Selected passage:
Begin
US: Building an anti-war, anti-corporate alternative

Why you should support Nader in 2004

The moment Ralph Nader announced his presidential run, the entire political establishment and the media unleashed a torrent of abuse and condemnation. "It’s about [Nader], it’s about his ego, it’s about his vanity, and not about a movement," thundered New Mexico Gov. Bill Richardson.

What nerve! While Nader has spent decades fighting for ordinary people, politicians like Richardson and John Kerry have been focusing on the “important” tasks of advancing corporate interests and their own political careers.

Socialist Alternative strongly supports Nader’s insurgent campaign against the Democrats and Republicans, as we did in 2000. Here are some common questions people are asking about his campaign and our responses.

Q: What Does Nader Stand For?

Nader is challenging the war in Iraq, and exposing the Republicans and Democrats for “dialing for dollars from the same corporate interests” while ignoring the concerns of ordinary people.
End
Goal of the exercise:
Answer these from the article on Nader's 2004 run:
(a) Who said Nader's run was "about his ego" and "his vanity"?
(b) Which group says it supports Nader's campaign, as it did in 2000?
(c) What war is Nader challenging?
You won't need the rows that follow.

Material shown:
Begin
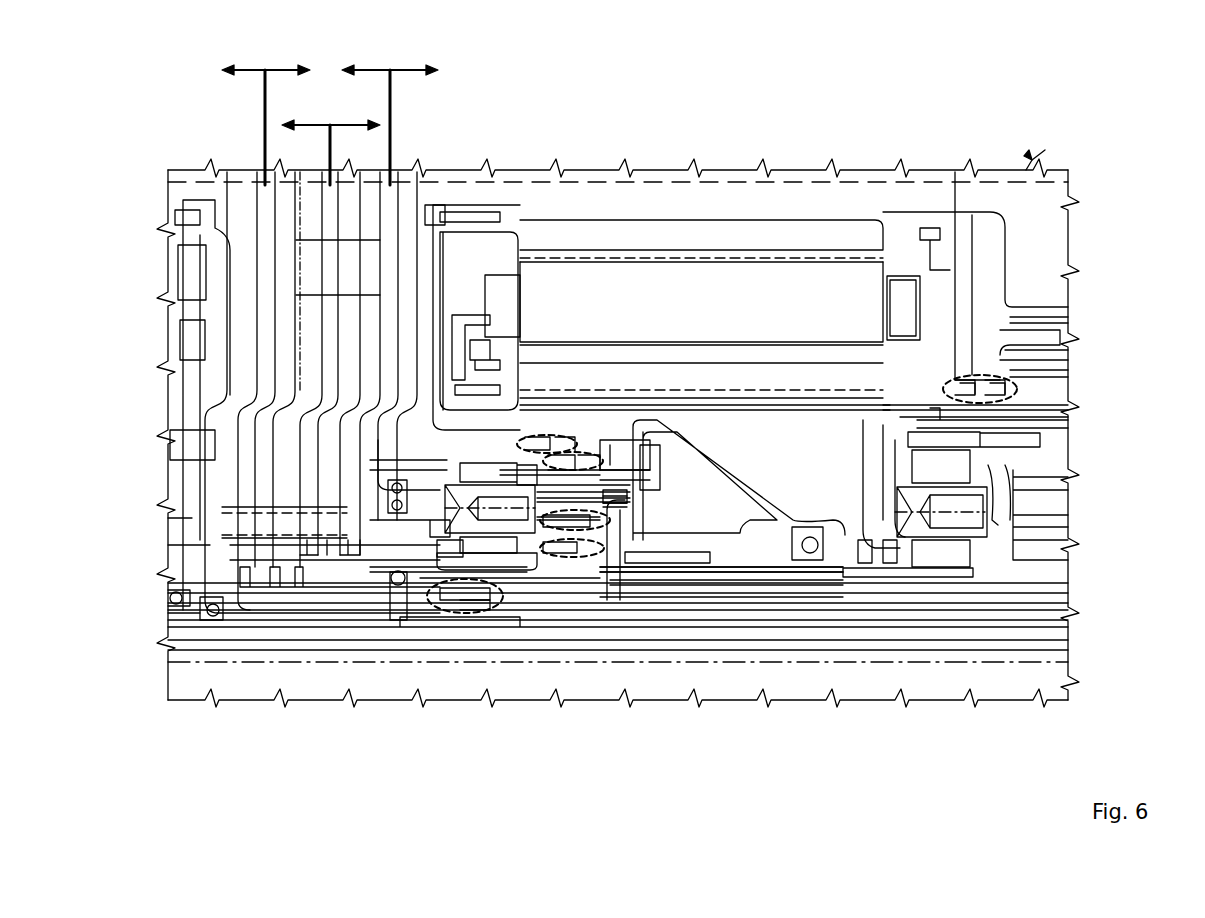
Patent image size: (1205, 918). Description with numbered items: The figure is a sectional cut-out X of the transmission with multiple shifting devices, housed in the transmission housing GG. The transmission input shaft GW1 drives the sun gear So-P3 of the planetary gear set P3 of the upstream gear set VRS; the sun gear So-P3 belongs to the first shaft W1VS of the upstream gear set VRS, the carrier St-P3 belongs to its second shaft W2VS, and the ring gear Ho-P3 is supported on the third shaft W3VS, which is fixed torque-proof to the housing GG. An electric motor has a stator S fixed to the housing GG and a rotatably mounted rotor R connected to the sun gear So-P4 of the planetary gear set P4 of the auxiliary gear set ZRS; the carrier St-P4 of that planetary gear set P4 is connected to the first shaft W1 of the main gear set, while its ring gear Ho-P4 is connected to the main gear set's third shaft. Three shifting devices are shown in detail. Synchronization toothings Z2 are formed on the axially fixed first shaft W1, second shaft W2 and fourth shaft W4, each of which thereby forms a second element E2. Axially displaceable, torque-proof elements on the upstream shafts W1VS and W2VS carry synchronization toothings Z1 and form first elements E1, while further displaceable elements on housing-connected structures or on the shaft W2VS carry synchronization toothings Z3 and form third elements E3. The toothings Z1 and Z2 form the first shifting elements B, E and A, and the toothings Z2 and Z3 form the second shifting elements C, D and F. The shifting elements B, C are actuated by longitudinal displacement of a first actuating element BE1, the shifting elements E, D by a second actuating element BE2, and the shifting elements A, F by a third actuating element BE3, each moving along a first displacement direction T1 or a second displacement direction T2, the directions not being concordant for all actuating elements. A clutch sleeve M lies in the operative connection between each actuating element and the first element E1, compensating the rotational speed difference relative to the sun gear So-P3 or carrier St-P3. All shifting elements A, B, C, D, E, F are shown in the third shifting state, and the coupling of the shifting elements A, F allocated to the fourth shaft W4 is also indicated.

The first displacement direction T1 is at (330, 112).
The second displacement direction T2 is at (330, 112).
The first actuating element BE1 is at (265, 193).
The second actuating element BE2 is at (261, 364).
The third actuating element BE3 is at (261, 364).
The third shaft of the upstream gear set W3VS is at (480, 440).
The ring gear of the planetary gear set P3 Ho-P3 is at (565, 557).
The carrier of the planetary gear set P3 St-P3 is at (565, 557).
The sun gear of the planetary gear set P3 So-P3 is at (565, 557).
The ring gear of the planetary gear set P4 Ho-P4 is at (669, 605).
The carrier of the planetary gear set P4 St-P4 is at (669, 605).
The sun gear of the planetary gear set P4 So-P4 is at (669, 605).
The planetary gear set P3 is at (565, 557).
The planetary gear set P4 is at (1040, 420).
The upstream gear set VRS is at (565, 557).
The auxiliary gear set ZRS is at (669, 605).
The synchronization toothing Z1 is at (601, 460).
The first element of the shifting device E1 is at (618, 470).
The synchronization toothing Z2 is at (769, 448).
The second element of the shifting device E2 is at (560, 458).
The synchronization toothing Z3 is at (792, 460).
The third element of the shifting device E3 is at (545, 437).
The first shifting element A is at (455, 612).
The first shifting element B is at (590, 462).
The second shifting element C is at (556, 440).
The second shifting element D is at (615, 505).
The first shifting element E is at (567, 525).
The second shifting element F is at (1000, 375).
The rotor R is at (745, 355).
The stator S is at (822, 290).
The clutch sleeve M is at (413, 486).
The cut-out X is at (1032, 158).
The transmission housing GG is at (1003, 245).
The transmission input shaft GW1 is at (200, 640).
The first shaft of the main gear set W1 is at (975, 600).
The second shaft of the main gear set W2 is at (1010, 615).
The fourth shaft of the main gear set W4 is at (669, 605).
The first shaft of the upstream gear set W1VS is at (565, 557).
The second shaft of the upstream gear set W2VS is at (617, 496).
End
Task answer:
(a) New Mexico Gov. Bill Richardson
(b) Socialist Alternative
(c) The war in Iraq